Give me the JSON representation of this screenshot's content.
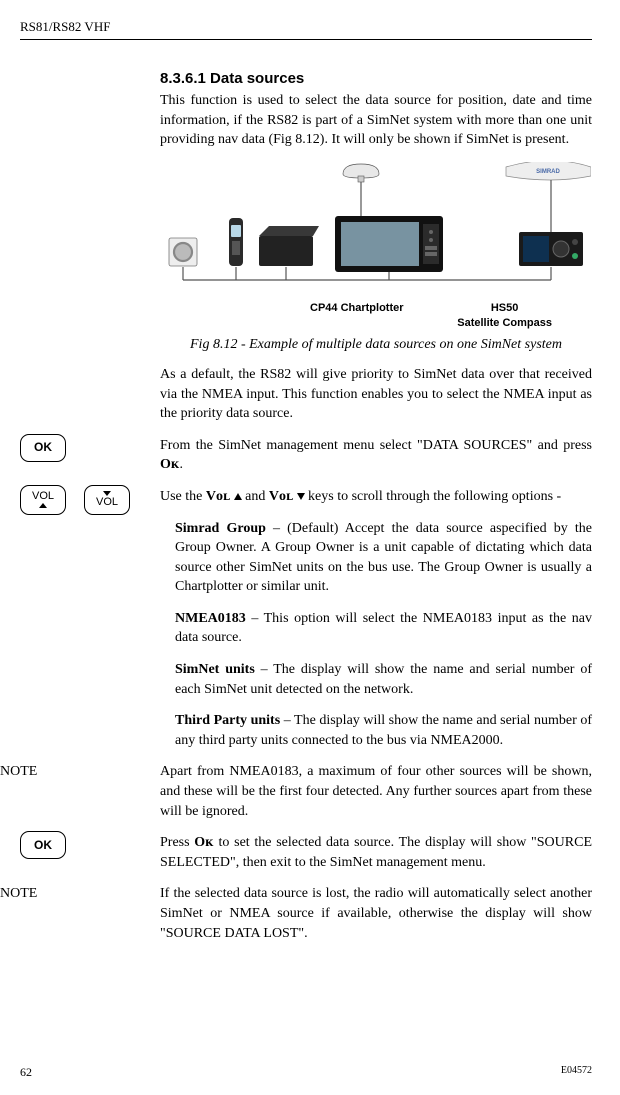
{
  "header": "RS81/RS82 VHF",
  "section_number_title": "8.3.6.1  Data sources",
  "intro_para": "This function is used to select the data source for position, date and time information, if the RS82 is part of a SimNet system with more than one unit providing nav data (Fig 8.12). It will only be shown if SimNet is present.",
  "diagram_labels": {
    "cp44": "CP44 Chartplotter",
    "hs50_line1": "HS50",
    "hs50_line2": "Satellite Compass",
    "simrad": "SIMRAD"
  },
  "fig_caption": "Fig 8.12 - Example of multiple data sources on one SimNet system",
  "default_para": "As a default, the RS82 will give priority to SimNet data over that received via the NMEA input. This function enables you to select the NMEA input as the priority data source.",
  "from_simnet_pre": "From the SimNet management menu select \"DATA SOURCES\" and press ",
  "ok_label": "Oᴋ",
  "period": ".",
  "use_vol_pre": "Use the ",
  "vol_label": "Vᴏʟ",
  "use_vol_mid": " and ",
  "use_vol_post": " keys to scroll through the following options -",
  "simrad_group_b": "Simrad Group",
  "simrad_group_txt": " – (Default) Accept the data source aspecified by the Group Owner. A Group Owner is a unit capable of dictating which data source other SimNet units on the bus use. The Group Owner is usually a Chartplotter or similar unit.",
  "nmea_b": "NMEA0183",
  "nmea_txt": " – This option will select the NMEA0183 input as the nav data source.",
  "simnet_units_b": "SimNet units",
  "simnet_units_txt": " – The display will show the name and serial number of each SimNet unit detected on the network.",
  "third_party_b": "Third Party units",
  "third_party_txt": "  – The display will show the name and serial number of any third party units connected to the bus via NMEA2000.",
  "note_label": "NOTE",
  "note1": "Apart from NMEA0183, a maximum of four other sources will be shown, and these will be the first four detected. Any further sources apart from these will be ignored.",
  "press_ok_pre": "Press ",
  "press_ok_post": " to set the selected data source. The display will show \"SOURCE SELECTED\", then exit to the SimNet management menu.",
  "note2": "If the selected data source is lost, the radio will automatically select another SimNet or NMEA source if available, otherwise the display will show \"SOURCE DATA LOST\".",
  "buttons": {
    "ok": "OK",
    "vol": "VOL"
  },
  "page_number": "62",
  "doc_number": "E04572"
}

# # # #

## What to work on
Each entry shown above must be quoted exactly, with its pictures left out.

## Task answer
Give me the JSON representation of this screenshot's content.
{
  "header": "RS81/RS82 VHF",
  "section_number_title": "8.3.6.1  Data sources",
  "intro_para": "This function is used to select the data source for position, date and time information, if the RS82 is part of a SimNet system with more than one unit providing nav data (Fig 8.12). It will only be shown if SimNet is present.",
  "diagram_labels": {
    "cp44": "CP44 Chartplotter",
    "hs50_line1": "HS50",
    "hs50_line2": "Satellite Compass",
    "simrad": "SIMRAD"
  },
  "fig_caption": "Fig 8.12 - Example of multiple data sources on one SimNet system",
  "default_para": "As a default, the RS82 will give priority to SimNet data over that received via the NMEA input. This function enables you to select the NMEA input as the priority data source.",
  "from_simnet_pre": "From the SimNet management menu select \"DATA SOURCES\" and press ",
  "ok_label": "Oᴋ",
  "period": ".",
  "use_vol_pre": "Use the ",
  "vol_label": "Vᴏʟ",
  "use_vol_mid": " and ",
  "use_vol_post": " keys to scroll through the following options -",
  "simrad_group_b": "Simrad Group",
  "simrad_group_txt": " – (Default) Accept the data source aspecified by the Group Owner. A Group Owner is a unit capable of dictating which data source other SimNet units on the bus use. The Group Owner is usually a Chartplotter or similar unit.",
  "nmea_b": "NMEA0183",
  "nmea_txt": " – This option will select the NMEA0183 input as the nav data source.",
  "simnet_units_b": "SimNet units",
  "simnet_units_txt": " – The display will show the name and serial number of each SimNet unit detected on the network.",
  "third_party_b": "Third Party units",
  "third_party_txt": "  – The display will show the name and serial number of any third party units connected to the bus via NMEA2000.",
  "note_label": "NOTE",
  "note1": "Apart from NMEA0183, a maximum of four other sources will be shown, and these will be the first four detected. Any further sources apart from these will be ignored.",
  "press_ok_pre": "Press ",
  "press_ok_post": " to set the selected data source. The display will show \"SOURCE SELECTED\", then exit to the SimNet management menu.",
  "note2": "If the selected data source is lost, the radio will automatically select another SimNet or NMEA source if available, otherwise the display will show \"SOURCE DATA LOST\".",
  "buttons": {
    "ok": "OK",
    "vol": "VOL"
  },
  "page_number": "62",
  "doc_number": "E04572"
}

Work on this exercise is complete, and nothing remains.